(Data entries for graphics)

<<<<

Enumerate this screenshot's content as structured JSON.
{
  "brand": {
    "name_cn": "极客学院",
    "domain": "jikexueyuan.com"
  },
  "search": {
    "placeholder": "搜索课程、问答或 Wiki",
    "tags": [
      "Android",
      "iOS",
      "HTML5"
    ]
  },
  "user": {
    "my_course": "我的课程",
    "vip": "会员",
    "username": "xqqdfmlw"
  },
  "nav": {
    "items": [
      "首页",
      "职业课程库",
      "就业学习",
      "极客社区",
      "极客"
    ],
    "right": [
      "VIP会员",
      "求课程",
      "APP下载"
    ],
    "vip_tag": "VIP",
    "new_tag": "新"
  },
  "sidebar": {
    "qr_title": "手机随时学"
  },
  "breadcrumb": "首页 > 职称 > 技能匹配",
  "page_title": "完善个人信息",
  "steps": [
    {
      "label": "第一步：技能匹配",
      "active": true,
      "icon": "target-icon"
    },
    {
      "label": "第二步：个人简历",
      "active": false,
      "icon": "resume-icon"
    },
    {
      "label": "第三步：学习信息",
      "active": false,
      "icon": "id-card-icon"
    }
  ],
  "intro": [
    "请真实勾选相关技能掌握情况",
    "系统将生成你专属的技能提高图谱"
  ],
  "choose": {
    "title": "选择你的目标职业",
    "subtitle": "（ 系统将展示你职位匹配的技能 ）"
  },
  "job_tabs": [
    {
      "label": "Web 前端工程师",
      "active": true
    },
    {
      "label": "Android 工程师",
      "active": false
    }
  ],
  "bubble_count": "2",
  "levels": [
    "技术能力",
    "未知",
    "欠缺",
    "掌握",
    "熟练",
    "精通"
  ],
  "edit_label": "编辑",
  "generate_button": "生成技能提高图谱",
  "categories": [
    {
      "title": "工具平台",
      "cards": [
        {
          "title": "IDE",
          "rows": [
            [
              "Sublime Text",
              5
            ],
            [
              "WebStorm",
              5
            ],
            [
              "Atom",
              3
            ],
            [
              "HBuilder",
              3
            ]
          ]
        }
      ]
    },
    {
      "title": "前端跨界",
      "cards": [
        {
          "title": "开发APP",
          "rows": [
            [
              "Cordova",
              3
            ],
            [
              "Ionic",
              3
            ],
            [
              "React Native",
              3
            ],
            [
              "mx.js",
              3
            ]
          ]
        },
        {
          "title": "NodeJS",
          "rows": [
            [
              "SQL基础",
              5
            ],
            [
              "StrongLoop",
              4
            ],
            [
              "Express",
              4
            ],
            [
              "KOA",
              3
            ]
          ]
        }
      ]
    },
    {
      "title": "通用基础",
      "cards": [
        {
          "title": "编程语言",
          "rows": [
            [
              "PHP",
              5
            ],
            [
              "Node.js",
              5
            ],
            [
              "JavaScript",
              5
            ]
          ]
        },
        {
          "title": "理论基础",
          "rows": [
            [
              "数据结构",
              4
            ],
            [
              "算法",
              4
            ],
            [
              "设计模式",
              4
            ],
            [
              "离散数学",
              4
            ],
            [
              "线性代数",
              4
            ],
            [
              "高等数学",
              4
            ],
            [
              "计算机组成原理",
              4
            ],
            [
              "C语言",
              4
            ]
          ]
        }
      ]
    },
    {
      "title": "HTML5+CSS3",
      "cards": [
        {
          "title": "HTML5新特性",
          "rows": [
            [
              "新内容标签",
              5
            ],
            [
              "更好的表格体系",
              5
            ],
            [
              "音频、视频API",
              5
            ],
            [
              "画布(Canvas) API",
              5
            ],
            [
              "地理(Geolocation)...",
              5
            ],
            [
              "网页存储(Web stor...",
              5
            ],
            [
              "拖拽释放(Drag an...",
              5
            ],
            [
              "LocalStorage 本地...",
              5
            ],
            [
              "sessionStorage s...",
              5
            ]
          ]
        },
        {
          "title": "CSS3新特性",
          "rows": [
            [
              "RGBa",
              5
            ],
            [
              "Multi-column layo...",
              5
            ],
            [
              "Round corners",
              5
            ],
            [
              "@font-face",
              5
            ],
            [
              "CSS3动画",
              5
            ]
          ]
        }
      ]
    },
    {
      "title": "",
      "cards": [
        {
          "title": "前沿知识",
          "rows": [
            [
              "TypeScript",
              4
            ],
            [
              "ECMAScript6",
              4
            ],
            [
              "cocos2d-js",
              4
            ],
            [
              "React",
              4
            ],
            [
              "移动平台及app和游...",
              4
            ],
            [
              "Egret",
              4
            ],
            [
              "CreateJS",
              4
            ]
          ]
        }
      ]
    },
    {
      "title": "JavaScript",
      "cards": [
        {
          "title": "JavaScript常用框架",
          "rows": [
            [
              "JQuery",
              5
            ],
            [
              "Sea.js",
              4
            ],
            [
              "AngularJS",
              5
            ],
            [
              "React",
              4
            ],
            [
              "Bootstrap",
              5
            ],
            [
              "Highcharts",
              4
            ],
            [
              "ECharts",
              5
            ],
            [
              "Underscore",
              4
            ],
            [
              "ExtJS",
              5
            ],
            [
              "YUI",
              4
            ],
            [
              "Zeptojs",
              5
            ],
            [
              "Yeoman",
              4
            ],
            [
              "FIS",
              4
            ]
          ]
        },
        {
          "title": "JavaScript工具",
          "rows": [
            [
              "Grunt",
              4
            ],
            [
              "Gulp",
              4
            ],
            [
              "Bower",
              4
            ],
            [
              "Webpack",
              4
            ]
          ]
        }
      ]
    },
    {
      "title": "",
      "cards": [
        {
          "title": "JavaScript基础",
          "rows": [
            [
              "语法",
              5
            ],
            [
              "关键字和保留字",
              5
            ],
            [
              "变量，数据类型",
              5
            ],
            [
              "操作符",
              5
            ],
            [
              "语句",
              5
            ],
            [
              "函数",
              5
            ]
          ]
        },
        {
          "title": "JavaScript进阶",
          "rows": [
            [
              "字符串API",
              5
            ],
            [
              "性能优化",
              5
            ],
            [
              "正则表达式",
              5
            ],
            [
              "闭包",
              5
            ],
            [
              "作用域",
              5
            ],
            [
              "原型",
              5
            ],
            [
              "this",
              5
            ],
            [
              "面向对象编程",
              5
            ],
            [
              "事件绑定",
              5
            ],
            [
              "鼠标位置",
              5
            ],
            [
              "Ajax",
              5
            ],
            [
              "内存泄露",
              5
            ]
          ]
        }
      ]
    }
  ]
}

>>>>

▶ _Problem to solve_: Every entry must be retyped in full, exactly as given.

▶ _Task answer_:
Enumerate this screenshot's content as structured JSON.
{
  "brand": {
    "name_cn": "极客学院",
    "domain": "jikexueyuan.com"
  },
  "search": {
    "placeholder": "搜索课程、问答或 Wiki",
    "tags": [
      "Android",
      "iOS",
      "HTML5"
    ]
  },
  "user": {
    "my_course": "我的课程",
    "vip": "会员",
    "username": "xqqdfmlw"
  },
  "nav": {
    "items": [
      "首页",
      "职业课程库",
      "就业学习",
      "极客社区",
      "极客"
    ],
    "right": [
      "VIP会员",
      "求课程",
      "APP下载"
    ],
    "vip_tag": "VIP",
    "new_tag": "新"
  },
  "sidebar": {
    "qr_title": "手机随时学"
  },
  "breadcrumb": "首页 > 职称 > 技能匹配",
  "page_title": "完善个人信息",
  "steps": [
    {
      "label": "第一步：技能匹配",
      "active": true,
      "icon": "target-icon"
    },
    {
      "label": "第二步：个人简历",
      "active": false,
      "icon": "resume-icon"
    },
    {
      "label": "第三步：学习信息",
      "active": false,
      "icon": "id-card-icon"
    }
  ],
  "intro": [
    "请真实勾选相关技能掌握情况",
    "系统将生成你专属的技能提高图谱"
  ],
  "choose": {
    "title": "选择你的目标职业",
    "subtitle": "（ 系统将展示你职位匹配的技能 ）"
  },
  "job_tabs": [
    {
      "label": "Web 前端工程师",
      "active": true
    },
    {
      "label": "Android 工程师",
      "active": false
    }
  ],
  "bubble_count": "2",
  "levels": [
    "技术能力",
    "未知",
    "欠缺",
    "掌握",
    "熟练",
    "精通"
  ],
  "edit_label": "编辑",
  "generate_button": "生成技能提高图谱",
  "categories": [
    {
      "title": "工具平台",
      "cards": [
        {
          "title": "IDE",
          "rows": [
            [
              "Sublime Text",
              5
            ],
            [
              "WebStorm",
              5
            ],
            [
              "Atom",
              3
            ],
            [
              "HBuilder",
              3
            ]
          ]
        }
      ]
    },
    {
      "title": "前端跨界",
      "cards": [
        {
          "title": "开发APP",
          "rows": [
            [
              "Cordova",
              3
            ],
            [
              "Ionic",
              3
            ],
            [
              "React Native",
              3
            ],
            [
              "mx.js",
              3
            ]
          ]
        },
        {
          "title": "NodeJS",
          "rows": [
            [
              "SQL基础",
              5
            ],
            [
              "StrongLoop",
              4
            ],
            [
              "Express",
              4
            ],
            [
              "KOA",
              3
            ]
          ]
        }
      ]
    },
    {
      "title": "通用基础",
      "cards": [
        {
          "title": "编程语言",
          "rows": [
            [
              "PHP",
              5
            ],
            [
              "Node.js",
              5
            ],
            [
              "JavaScript",
              5
            ]
          ]
        },
        {
          "title": "理论基础",
          "rows": [
            [
              "数据结构",
              4
            ],
            [
              "算法",
              4
            ],
            [
              "设计模式",
              4
            ],
            [
              "离散数学",
              4
            ],
            [
              "线性代数",
              4
            ],
            [
              "高等数学",
              4
            ],
            [
              "计算机组成原理",
              4
            ],
            [
              "C语言",
              4
            ]
          ]
        }
      ]
    },
    {
      "title": "HTML5+CSS3",
      "cards": [
        {
          "title": "HTML5新特性",
          "rows": [
            [
              "新内容标签",
              5
            ],
            [
              "更好的表格体系",
              5
            ],
            [
              "音频、视频API",
              5
            ],
            [
              "画布(Canvas) API",
              5
            ],
            [
              "地理(Geolocation)...",
              5
            ],
            [
              "网页存储(Web stor...",
              5
            ],
            [
              "拖拽释放(Drag an...",
              5
            ],
            [
              "LocalStorage 本地...",
              5
            ],
            [
              "sessionStorage s...",
              5
            ]
          ]
        },
        {
          "title": "CSS3新特性",
          "rows": [
            [
              "RGBa",
              5
            ],
            [
              "Multi-column layo...",
              5
            ],
            [
              "Round corners",
              5
            ],
            [
              "@font-face",
              5
            ],
            [
              "CSS3动画",
              5
            ]
          ]
        }
      ]
    },
    {
      "title": "",
      "cards": [
        {
          "title": "前沿知识",
          "rows": [
            [
              "TypeScript",
              4
            ],
            [
              "ECMAScript6",
              4
            ],
            [
              "cocos2d-js",
              4
            ],
            [
              "React",
              4
            ],
            [
              "移动平台及app和游...",
              4
            ],
            [
              "Egret",
              4
            ],
            [
              "CreateJS",
              4
            ]
          ]
        }
      ]
    },
    {
      "title": "JavaScript",
      "cards": [
        {
          "title": "JavaScript常用框架",
          "rows": [
            [
              "JQuery",
              5
            ],
            [
              "Sea.js",
              4
            ],
            [
              "AngularJS",
              5
            ],
            [
              "React",
              4
            ],
            [
              "Bootstrap",
              5
            ],
            [
              "Highcharts",
              4
            ],
            [
              "ECharts",
              5
            ],
            [
              "Underscore",
              4
            ],
            [
              "ExtJS",
              5
            ],
            [
              "YUI",
              4
            ],
            [
              "Zeptojs",
              5
            ],
            [
              "Yeoman",
              4
            ],
            [
              "FIS",
              4
            ]
          ]
        },
        {
          "title": "JavaScript工具",
          "rows": [
            [
              "Grunt",
              4
            ],
            [
              "Gulp",
              4
            ],
            [
              "Bower",
              4
            ],
            [
              "Webpack",
              4
            ]
          ]
        }
      ]
    },
    {
      "title": "",
      "cards": [
        {
          "title": "JavaScript基础",
          "rows": [
            [
              "语法",
              5
            ],
            [
              "关键字和保留字",
              5
            ],
            [
              "变量，数据类型",
              5
            ],
            [
              "操作符",
              5
            ],
            [
              "语句",
              5
            ],
            [
              "函数",
              5
            ]
          ]
        },
        {
          "title": "JavaScript进阶",
          "rows": [
            [
              "字符串API",
              5
            ],
            [
              "性能优化",
              5
            ],
            [
              "正则表达式",
              5
            ],
            [
              "闭包",
              5
            ],
            [
              "作用域",
              5
            ],
            [
              "原型",
              5
            ],
            [
              "this",
              5
            ],
            [
              "面向对象编程",
              5
            ],
            [
              "事件绑定",
              5
            ],
            [
              "鼠标位置",
              5
            ],
            [
              "Ajax",
              5
            ],
            [
              "内存泄露",
              5
            ]
          ]
        }
      ]
    }
  ]
}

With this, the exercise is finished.